(Source records)
------------------------------------------------

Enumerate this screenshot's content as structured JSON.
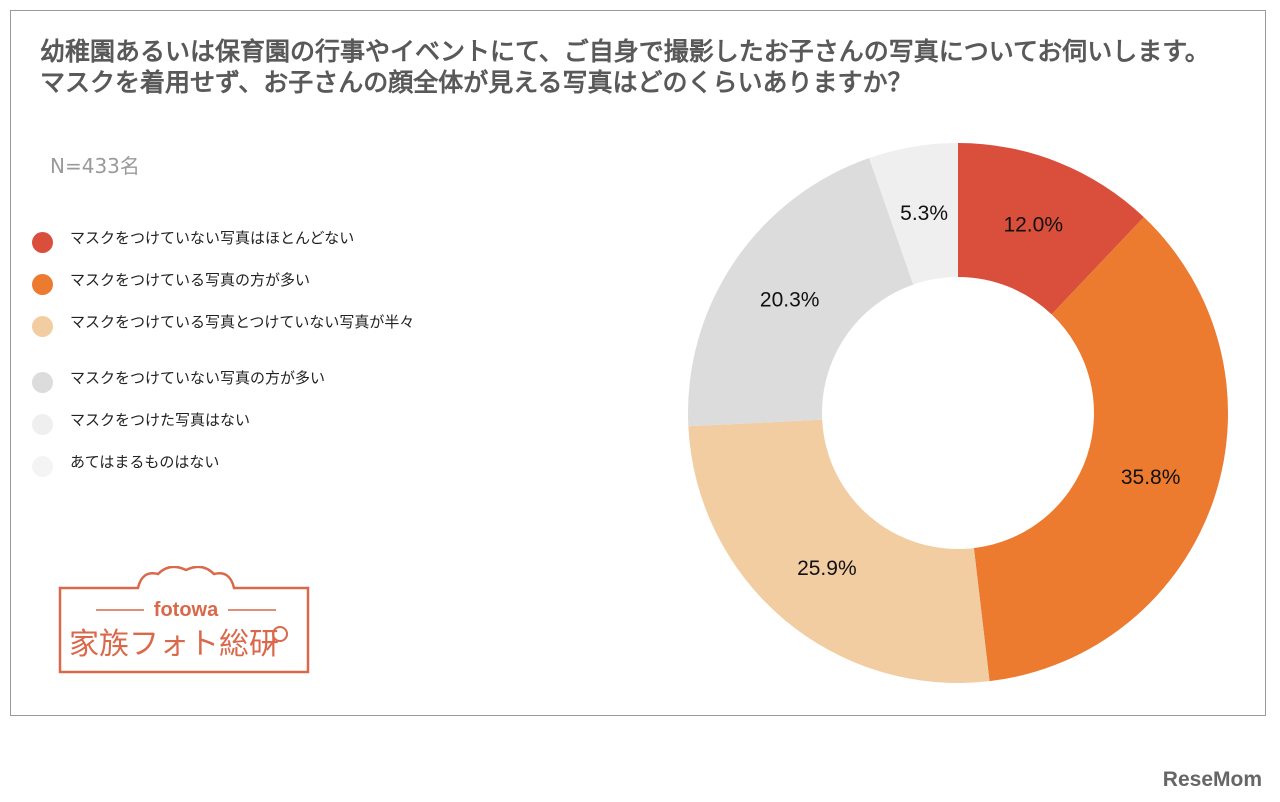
{
  "title": "幼稚園あるいは保育園の行事やイベントにて、ご自身で撮影したお子さんの写真についてお伺いします。マスクを着用せず、お子さんの顔全体が見える写真はどのくらいありますか？",
  "sample_size": "N=433名",
  "chart_data": {
    "type": "pie",
    "donut": true,
    "start_angle_deg": 0,
    "direction": "clockwise",
    "categories": [
      "マスクをつけていない写真はほとんどない",
      "マスクをつけている写真の方が多い",
      "マスクをつけている写真とつけていない写真が半々",
      "マスクをつけていない写真の方が多い",
      "マスクをつけた写真はない",
      "あてはまるものはない"
    ],
    "values": [
      12.0,
      35.8,
      25.9,
      20.3,
      5.3,
      0.0
    ],
    "value_labels": [
      "12.0%",
      "35.8%",
      "25.9%",
      "20.3%",
      "5.3%",
      ""
    ],
    "colors": [
      "#d94f3b",
      "#ec7a2f",
      "#f2cda2",
      "#dcdcdc",
      "#efefef",
      "#f4f4f4"
    ],
    "legend_position": "left"
  },
  "logo": {
    "brand": "fotowa",
    "name": "家族フォト総研",
    "color": "#d9694a"
  },
  "watermark": "ReseMom"
}
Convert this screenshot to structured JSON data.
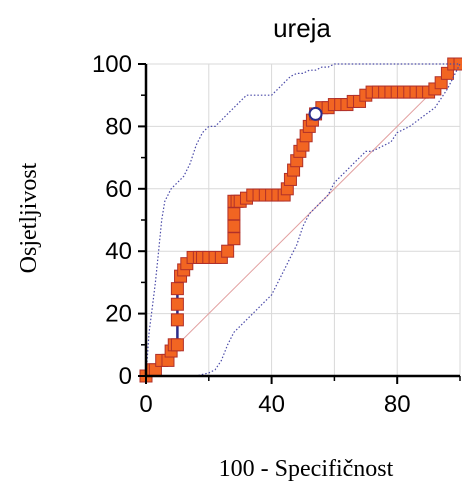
{
  "chart_data": {
    "type": "line",
    "title": "ureja",
    "xlabel": "100 - Specifičnost",
    "ylabel": "Osjetljivost",
    "xlim": [
      0,
      100
    ],
    "ylim": [
      0,
      100
    ],
    "xticks": [
      0,
      40,
      80
    ],
    "yticks": [
      0,
      20,
      40,
      60,
      80,
      100
    ],
    "grid": true,
    "colors": {
      "roc_line": "#2b2b8a",
      "marker_fill": "#f26522",
      "marker_edge": "#b0302a",
      "ci_band": "#4a4aa8",
      "diagonal": "#e2a0a0",
      "grid": "#d9d9d9",
      "highlight_fill": "#ffffff"
    },
    "series": [
      {
        "role": "roc",
        "x": [
          0,
          2,
          3,
          5,
          7,
          8,
          9,
          10,
          10,
          10,
          10,
          11,
          12,
          13,
          15,
          17,
          18,
          20,
          22,
          24,
          26,
          28,
          28,
          28,
          28,
          29,
          30,
          32,
          34,
          36,
          38,
          40,
          42,
          44,
          45,
          46,
          47,
          48,
          49,
          50,
          51,
          52,
          53,
          54,
          56,
          58,
          60,
          62,
          64,
          66,
          68,
          70,
          72,
          74,
          76,
          78,
          80,
          82,
          84,
          86,
          88,
          90,
          92,
          94,
          96,
          98,
          100
        ],
        "y": [
          0,
          2,
          2,
          5,
          5,
          8,
          10,
          10,
          18,
          23,
          28,
          32,
          34,
          36,
          38,
          38,
          38,
          38,
          38,
          38,
          40,
          44,
          48,
          52,
          56,
          56,
          56,
          57,
          58,
          58,
          58,
          58,
          58,
          58,
          60,
          63,
          66,
          69,
          72,
          74,
          77,
          80,
          82,
          84,
          86,
          86,
          87,
          87,
          87,
          88,
          88,
          90,
          91,
          91,
          91,
          91,
          91,
          91,
          91,
          91,
          91,
          91,
          92,
          94,
          97,
          100,
          100
        ]
      },
      {
        "role": "ci_upper",
        "x": [
          0,
          1,
          2,
          3,
          4,
          5,
          6,
          7,
          8,
          10,
          12,
          14,
          16,
          18,
          20,
          22,
          24,
          26,
          28,
          30,
          32,
          34,
          36,
          38,
          40,
          42,
          44,
          46,
          48,
          50,
          52,
          54,
          56,
          58,
          60,
          64,
          68,
          72,
          76,
          80,
          84,
          88,
          92,
          96,
          100
        ],
        "y": [
          0,
          14,
          22,
          30,
          40,
          50,
          56,
          58,
          60,
          62,
          64,
          68,
          74,
          78,
          80,
          80,
          82,
          84,
          86,
          88,
          90,
          90,
          90,
          90,
          90,
          92,
          94,
          96,
          97,
          97,
          98,
          98,
          99,
          99,
          100,
          100,
          100,
          100,
          100,
          100,
          100,
          100,
          100,
          100,
          100
        ]
      },
      {
        "role": "ci_lower",
        "x": [
          0,
          4,
          8,
          12,
          16,
          20,
          22,
          24,
          26,
          28,
          30,
          32,
          34,
          36,
          38,
          40,
          42,
          44,
          46,
          48,
          50,
          52,
          54,
          56,
          58,
          60,
          62,
          64,
          66,
          68,
          70,
          72,
          74,
          76,
          78,
          80,
          84,
          88,
          92,
          96,
          100
        ],
        "y": [
          0,
          0,
          0,
          0,
          0,
          1,
          2,
          5,
          10,
          14,
          16,
          18,
          20,
          22,
          24,
          26,
          30,
          34,
          38,
          42,
          48,
          52,
          54,
          56,
          58,
          62,
          64,
          66,
          68,
          70,
          72,
          72,
          73,
          74,
          75,
          78,
          80,
          83,
          86,
          92,
          100
        ]
      }
    ],
    "highlight_point": {
      "x": 54,
      "y": 84
    }
  }
}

------------------------------------------------

THE REQUEST.
Transcribe the full listing above exactly, with the images removed.

FINAL RESULT.
Enumerate this screenshot's content as structured JSON.
{
  "title": "幼稚園あるいは保育園の行事やイベントにて、ご自身で撮影したお子さんの写真についてお伺いします。マスクを着用せず、お子さんの顔全体が見える写真はどのくらいありますか？",
  "sample_size": "N=433名",
  "chart_data": {
    "type": "pie",
    "donut": true,
    "start_angle_deg": 0,
    "direction": "clockwise",
    "categories": [
      "マスクをつけていない写真はほとんどない",
      "マスクをつけている写真の方が多い",
      "マスクをつけている写真とつけていない写真が半々",
      "マスクをつけていない写真の方が多い",
      "マスクをつけた写真はない",
      "あてはまるものはない"
    ],
    "values": [
      12.0,
      35.8,
      25.9,
      20.3,
      5.3,
      0.0
    ],
    "value_labels": [
      "12.0%",
      "35.8%",
      "25.9%",
      "20.3%",
      "5.3%",
      ""
    ],
    "colors": [
      "#d94f3b",
      "#ec7a2f",
      "#f2cda2",
      "#dcdcdc",
      "#efefef",
      "#f4f4f4"
    ],
    "legend_position": "left"
  },
  "logo": {
    "brand": "fotowa",
    "name": "家族フォト総研",
    "color": "#d9694a"
  },
  "watermark": "ReseMom"
}
Convert this screenshot to structured JSON data.
{
  "chart_data": {
    "type": "line",
    "title": "ureja",
    "xlabel": "100 - Specifičnost",
    "ylabel": "Osjetljivost",
    "xlim": [
      0,
      100
    ],
    "ylim": [
      0,
      100
    ],
    "xticks": [
      0,
      40,
      80
    ],
    "yticks": [
      0,
      20,
      40,
      60,
      80,
      100
    ],
    "grid": true,
    "colors": {
      "roc_line": "#2b2b8a",
      "marker_fill": "#f26522",
      "marker_edge": "#b0302a",
      "ci_band": "#4a4aa8",
      "diagonal": "#e2a0a0",
      "grid": "#d9d9d9",
      "highlight_fill": "#ffffff"
    },
    "series": [
      {
        "role": "roc",
        "x": [
          0,
          2,
          3,
          5,
          7,
          8,
          9,
          10,
          10,
          10,
          10,
          11,
          12,
          13,
          15,
          17,
          18,
          20,
          22,
          24,
          26,
          28,
          28,
          28,
          28,
          29,
          30,
          32,
          34,
          36,
          38,
          40,
          42,
          44,
          45,
          46,
          47,
          48,
          49,
          50,
          51,
          52,
          53,
          54,
          56,
          58,
          60,
          62,
          64,
          66,
          68,
          70,
          72,
          74,
          76,
          78,
          80,
          82,
          84,
          86,
          88,
          90,
          92,
          94,
          96,
          98,
          100
        ],
        "y": [
          0,
          2,
          2,
          5,
          5,
          8,
          10,
          10,
          18,
          23,
          28,
          32,
          34,
          36,
          38,
          38,
          38,
          38,
          38,
          38,
          40,
          44,
          48,
          52,
          56,
          56,
          56,
          57,
          58,
          58,
          58,
          58,
          58,
          58,
          60,
          63,
          66,
          69,
          72,
          74,
          77,
          80,
          82,
          84,
          86,
          86,
          87,
          87,
          87,
          88,
          88,
          90,
          91,
          91,
          91,
          91,
          91,
          91,
          91,
          91,
          91,
          91,
          92,
          94,
          97,
          100,
          100
        ]
      },
      {
        "role": "ci_upper",
        "x": [
          0,
          1,
          2,
          3,
          4,
          5,
          6,
          7,
          8,
          10,
          12,
          14,
          16,
          18,
          20,
          22,
          24,
          26,
          28,
          30,
          32,
          34,
          36,
          38,
          40,
          42,
          44,
          46,
          48,
          50,
          52,
          54,
          56,
          58,
          60,
          64,
          68,
          72,
          76,
          80,
          84,
          88,
          92,
          96,
          100
        ],
        "y": [
          0,
          14,
          22,
          30,
          40,
          50,
          56,
          58,
          60,
          62,
          64,
          68,
          74,
          78,
          80,
          80,
          82,
          84,
          86,
          88,
          90,
          90,
          90,
          90,
          90,
          92,
          94,
          96,
          97,
          97,
          98,
          98,
          99,
          99,
          100,
          100,
          100,
          100,
          100,
          100,
          100,
          100,
          100,
          100,
          100
        ]
      },
      {
        "role": "ci_lower",
        "x": [
          0,
          4,
          8,
          12,
          16,
          20,
          22,
          24,
          26,
          28,
          30,
          32,
          34,
          36,
          38,
          40,
          42,
          44,
          46,
          48,
          50,
          52,
          54,
          56,
          58,
          60,
          62,
          64,
          66,
          68,
          70,
          72,
          74,
          76,
          78,
          80,
          84,
          88,
          92,
          96,
          100
        ],
        "y": [
          0,
          0,
          0,
          0,
          0,
          1,
          2,
          5,
          10,
          14,
          16,
          18,
          20,
          22,
          24,
          26,
          30,
          34,
          38,
          42,
          48,
          52,
          54,
          56,
          58,
          62,
          64,
          66,
          68,
          70,
          72,
          72,
          73,
          74,
          75,
          78,
          80,
          83,
          86,
          92,
          100
        ]
      }
    ],
    "highlight_point": {
      "x": 54,
      "y": 84
    }
  }
}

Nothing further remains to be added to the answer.